STATED PROBLEM: Give the entries back exactly, dropping each image.

Data records
+++

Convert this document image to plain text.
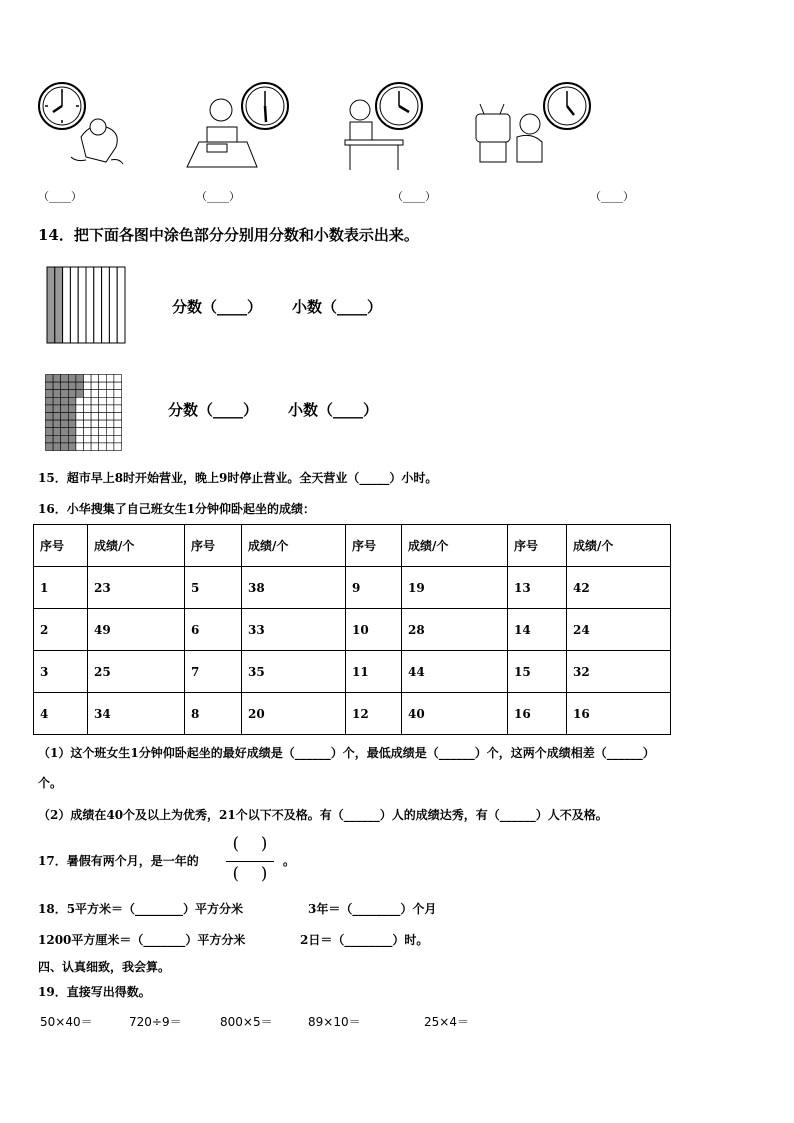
（____）	（____）	（____）	（____）
14．把下面各图中涂色部分分别用分数和小数表示出来。
分数（____） 小数（____）
分数（____） 小数（____）
15．超市早上8时开始营业，晚上9时停止营业。全天营业（_____）小时。
16．小华搜集了自己班女生1分钟仰卧起坐的成绩：
序号	成绩/个	序号	成绩/个	序号	成绩/个	序号	成绩/个
1	23	5	38	9	19	13	42
2	49	6	33	10	28	14	24
3	25	7	35	11	44	15	32
4	34	8	20	12	40	16	16
（1）这个班女生1分钟仰卧起坐的最好成绩是（______）个，最低成绩是（______）个，这两个成绩相差（______）
个。
（2）成绩在40个及以上为优秀，21个以下不及格。有（______）人的成绩达秀，有（______）人不及格。
17．暑假有两个月，是一年的
(    )
(    )
。
18．5平方米＝（________）平方分米	3年＝（________）个月
1200平方厘米＝（_______）平方分米	2日＝（________）时。
四、认真细致，我会算。
19．直接写出得数。
50×40＝	720÷9＝	800×5＝	89×10＝	25×4＝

+++

TASK RESPONSE:
Convert this document image to plain text.
（____）	（____）	（____）	（____）
14．把下面各图中涂色部分分别用分数和小数表示出来。
分数（____） 小数（____）
分数（____） 小数（____）
15．超市早上8时开始营业，晚上9时停止营业。全天营业（_____）小时。
16．小华搜集了自己班女生1分钟仰卧起坐的成绩：
序号	成绩/个	序号	成绩/个	序号	成绩/个	序号	成绩/个
1	23	5	38	9	19	13	42
2	49	6	33	10	28	14	24
3	25	7	35	11	44	15	32
4	34	8	20	12	40	16	16
（1）这个班女生1分钟仰卧起坐的最好成绩是（______）个，最低成绩是（______）个，这两个成绩相差（______）
个。
（2）成绩在40个及以上为优秀，21个以下不及格。有（______）人的成绩达秀，有（______）人不及格。
17．暑假有两个月，是一年的
(    )
(    )
。
18．5平方米＝（________）平方分米	3年＝（________）个月
1200平方厘米＝（_______）平方分米	2日＝（________）时。
四、认真细致，我会算。
19．直接写出得数。
50×40＝	720÷9＝	800×5＝	89×10＝	25×4＝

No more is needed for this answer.